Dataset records
========

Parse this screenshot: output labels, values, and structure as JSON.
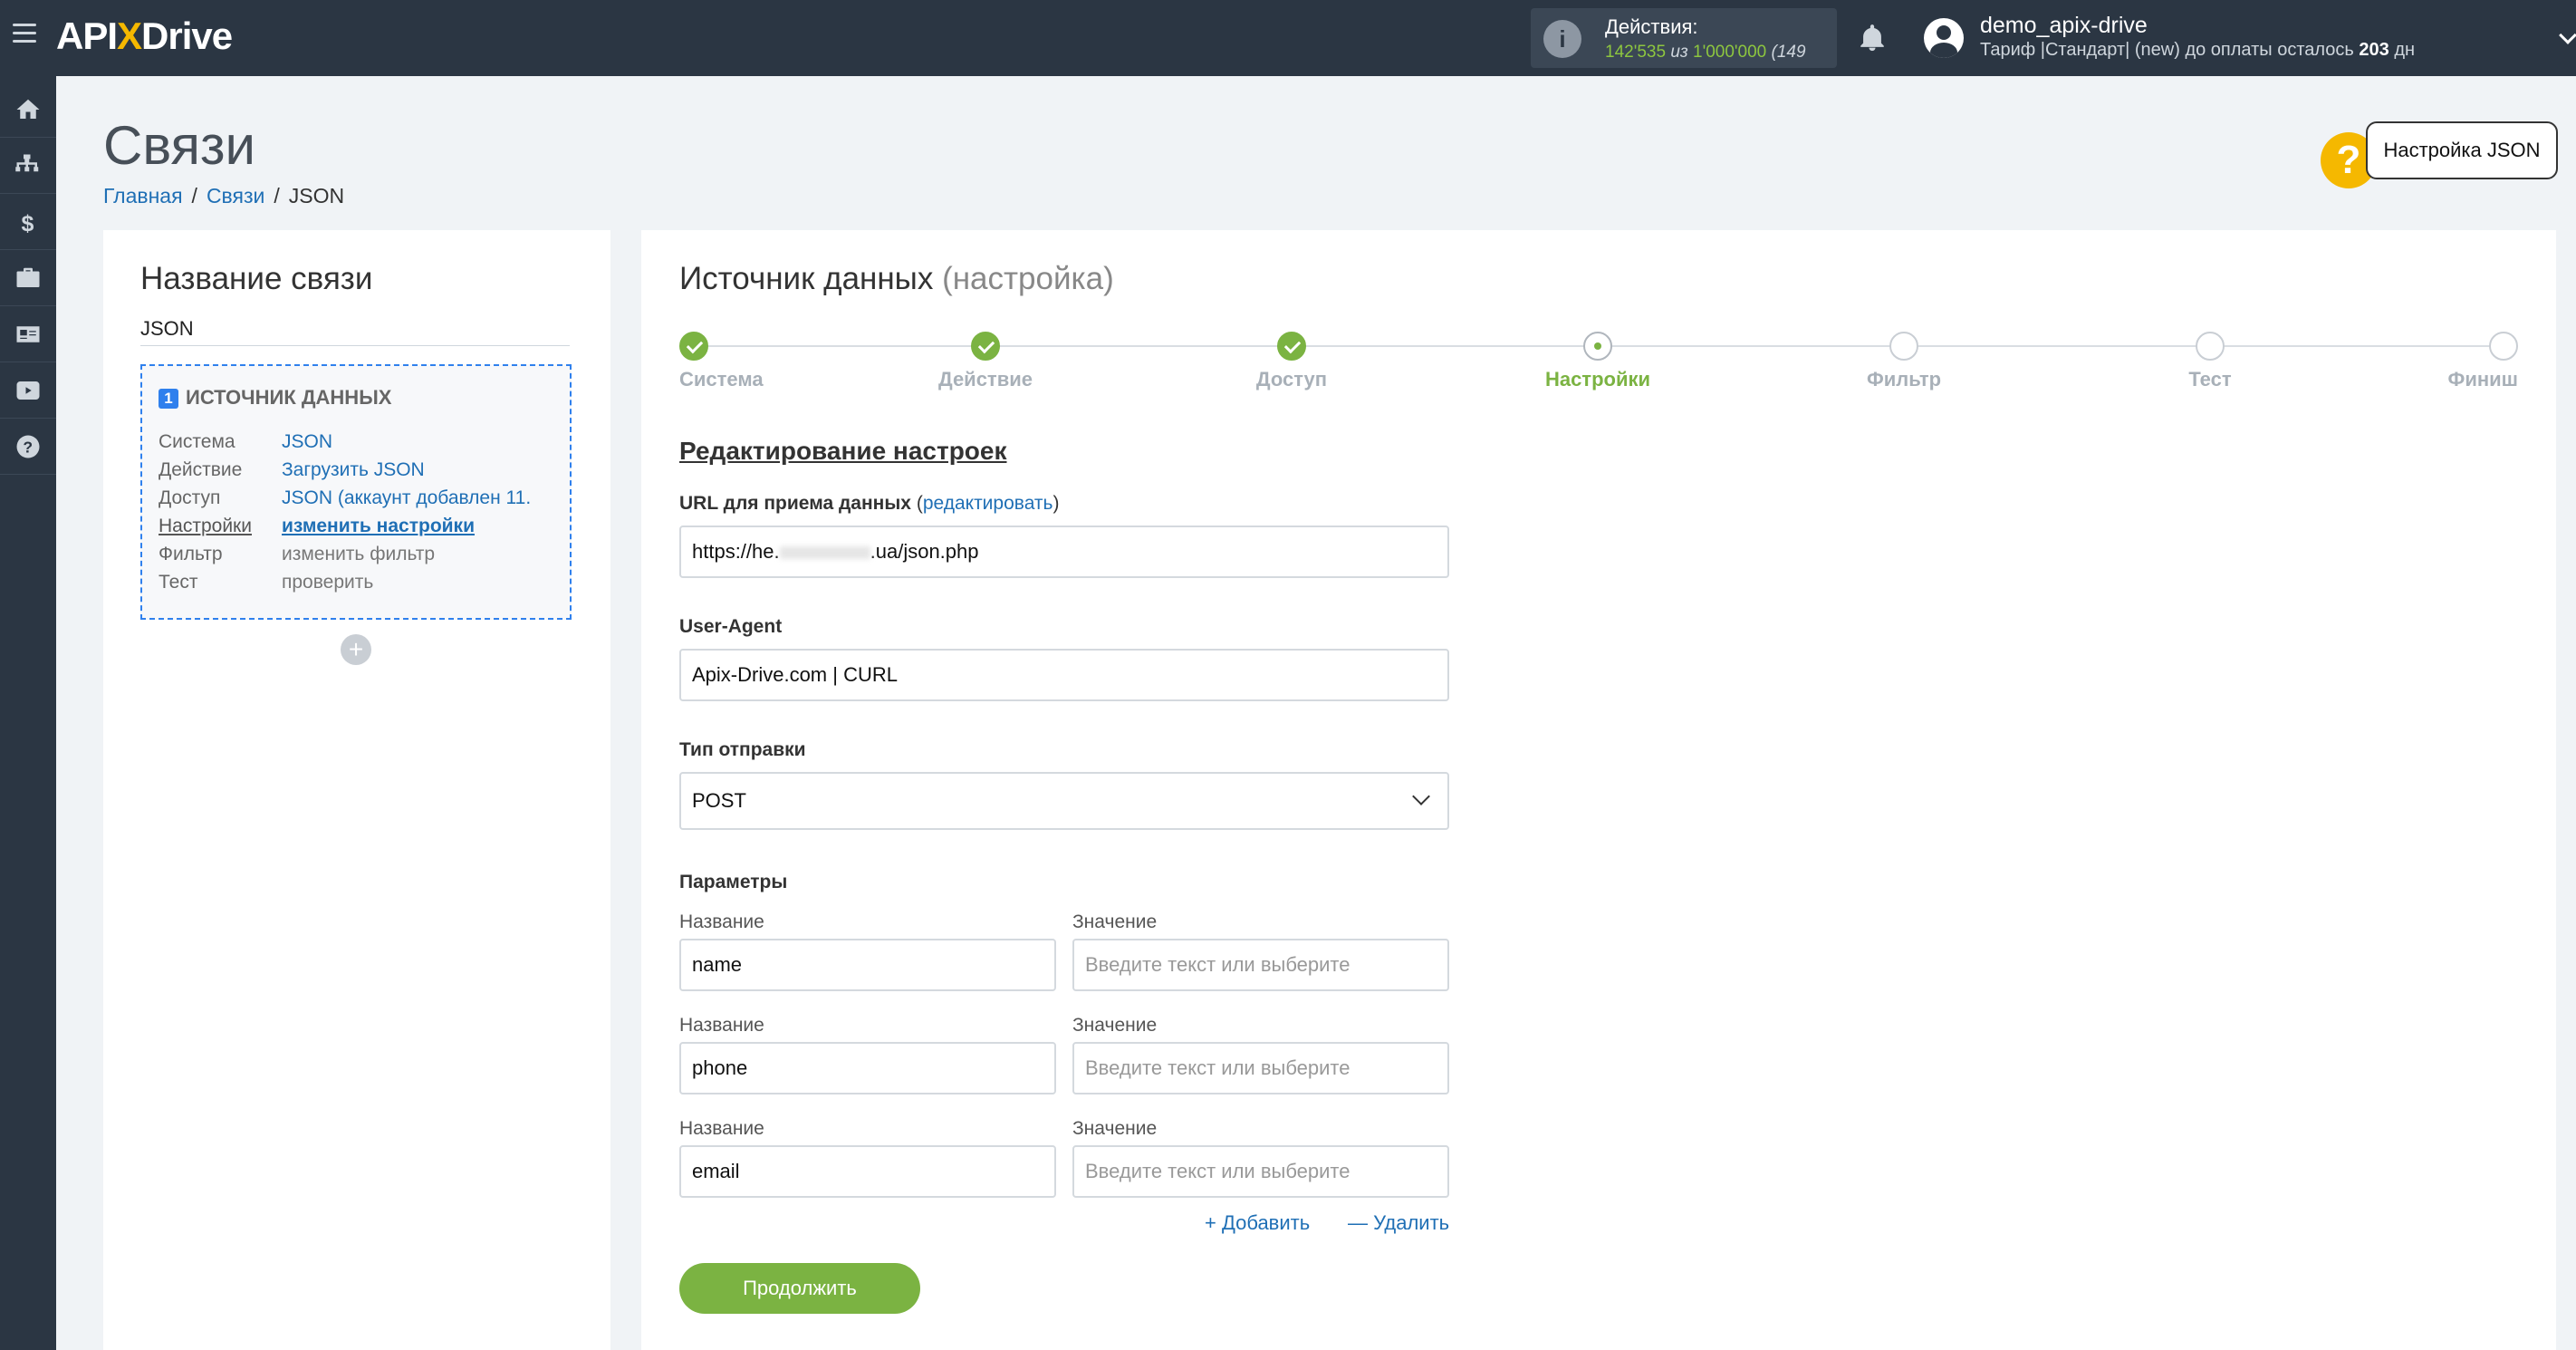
{
  "header": {
    "logo_pre": "API",
    "logo_x": "X",
    "logo_post": "Drive",
    "actions_label": "Действия:",
    "actions_used": "142'535",
    "actions_of": "из",
    "actions_total": "1'000'000",
    "actions_pct": "(149",
    "user_name": "demo_apix-drive",
    "plan_text": "Тариф |Стандарт| (new) до оплаты осталось",
    "plan_days": "203",
    "plan_unit": "дн"
  },
  "sidebar": {
    "items": [
      "home-icon",
      "sitemap-icon",
      "dollar-icon",
      "briefcase-icon",
      "id-card-icon",
      "youtube-icon",
      "help-icon"
    ]
  },
  "page": {
    "title": "Связи",
    "breadcrumb": [
      "Главная",
      "Связи",
      "JSON"
    ],
    "help_button": "Настройка JSON",
    "help_icon_text": "?"
  },
  "left": {
    "title": "Название связи",
    "name_value": "JSON",
    "source_number": "1",
    "source_header": "ИСТОЧНИК ДАННЫХ",
    "rows": [
      {
        "key": "Система",
        "value": "JSON"
      },
      {
        "key": "Действие",
        "value": "Загрузить JSON"
      },
      {
        "key": "Доступ",
        "value": "JSON (аккаунт добавлен 11."
      },
      {
        "key": "Настройки",
        "value": "изменить настройки"
      },
      {
        "key": "Фильтр",
        "value": "изменить фильтр"
      },
      {
        "key": "Тест",
        "value": "проверить"
      }
    ],
    "add_symbol": "+"
  },
  "main": {
    "title": "Источник данных",
    "title_sub": "(настройка)",
    "steps": [
      {
        "label": "Система",
        "state": "done"
      },
      {
        "label": "Действие",
        "state": "done"
      },
      {
        "label": "Доступ",
        "state": "done"
      },
      {
        "label": "Настройки",
        "state": "active"
      },
      {
        "label": "Фильтр",
        "state": "todo"
      },
      {
        "label": "Тест",
        "state": "todo"
      },
      {
        "label": "Финиш",
        "state": "todo"
      }
    ],
    "section_title": "Редактирование настроек",
    "url_label": "URL для приема данных",
    "url_edit": "редактировать",
    "url_prefix": "https://he.",
    "url_suffix": ".ua/json.php",
    "ua_label": "User-Agent",
    "ua_value": "Apix-Drive.com | CURL",
    "send_type_label": "Тип отправки",
    "send_type_value": "POST",
    "params_label": "Параметры",
    "param_name_label": "Название",
    "param_value_label": "Значение",
    "value_placeholder": "Введите текст или выберите",
    "params": [
      "name",
      "phone",
      "email"
    ],
    "add_label": "+ Добавить",
    "remove_label": "— Удалить",
    "continue_label": "Продолжить"
  },
  "colors": {
    "topbar": "#2b3643",
    "accent_green": "#7bb342",
    "link_blue": "#1f6fb5",
    "logo_x": "#f5b800"
  }
}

========

Problem to work on:
From the entries above, output every line exactly and omit any image.

Worked solution:
Parse this screenshot: output labels, values, and structure as JSON.
{
  "header": {
    "logo_pre": "API",
    "logo_x": "X",
    "logo_post": "Drive",
    "actions_label": "Действия:",
    "actions_used": "142'535",
    "actions_of": "из",
    "actions_total": "1'000'000",
    "actions_pct": "(149",
    "user_name": "demo_apix-drive",
    "plan_text": "Тариф |Стандарт| (new) до оплаты осталось",
    "plan_days": "203",
    "plan_unit": "дн"
  },
  "sidebar": {
    "items": [
      "home-icon",
      "sitemap-icon",
      "dollar-icon",
      "briefcase-icon",
      "id-card-icon",
      "youtube-icon",
      "help-icon"
    ]
  },
  "page": {
    "title": "Связи",
    "breadcrumb": [
      "Главная",
      "Связи",
      "JSON"
    ],
    "help_button": "Настройка JSON",
    "help_icon_text": "?"
  },
  "left": {
    "title": "Название связи",
    "name_value": "JSON",
    "source_number": "1",
    "source_header": "ИСТОЧНИК ДАННЫХ",
    "rows": [
      {
        "key": "Система",
        "value": "JSON"
      },
      {
        "key": "Действие",
        "value": "Загрузить JSON"
      },
      {
        "key": "Доступ",
        "value": "JSON (аккаунт добавлен 11."
      },
      {
        "key": "Настройки",
        "value": "изменить настройки"
      },
      {
        "key": "Фильтр",
        "value": "изменить фильтр"
      },
      {
        "key": "Тест",
        "value": "проверить"
      }
    ],
    "add_symbol": "+"
  },
  "main": {
    "title": "Источник данных",
    "title_sub": "(настройка)",
    "steps": [
      {
        "label": "Система",
        "state": "done"
      },
      {
        "label": "Действие",
        "state": "done"
      },
      {
        "label": "Доступ",
        "state": "done"
      },
      {
        "label": "Настройки",
        "state": "active"
      },
      {
        "label": "Фильтр",
        "state": "todo"
      },
      {
        "label": "Тест",
        "state": "todo"
      },
      {
        "label": "Финиш",
        "state": "todo"
      }
    ],
    "section_title": "Редактирование настроек",
    "url_label": "URL для приема данных",
    "url_edit": "редактировать",
    "url_prefix": "https://he.",
    "url_suffix": ".ua/json.php",
    "ua_label": "User-Agent",
    "ua_value": "Apix-Drive.com | CURL",
    "send_type_label": "Тип отправки",
    "send_type_value": "POST",
    "params_label": "Параметры",
    "param_name_label": "Название",
    "param_value_label": "Значение",
    "value_placeholder": "Введите текст или выберите",
    "params": [
      "name",
      "phone",
      "email"
    ],
    "add_label": "+ Добавить",
    "remove_label": "— Удалить",
    "continue_label": "Продолжить"
  },
  "colors": {
    "topbar": "#2b3643",
    "accent_green": "#7bb342",
    "link_blue": "#1f6fb5",
    "logo_x": "#f5b800"
  }
}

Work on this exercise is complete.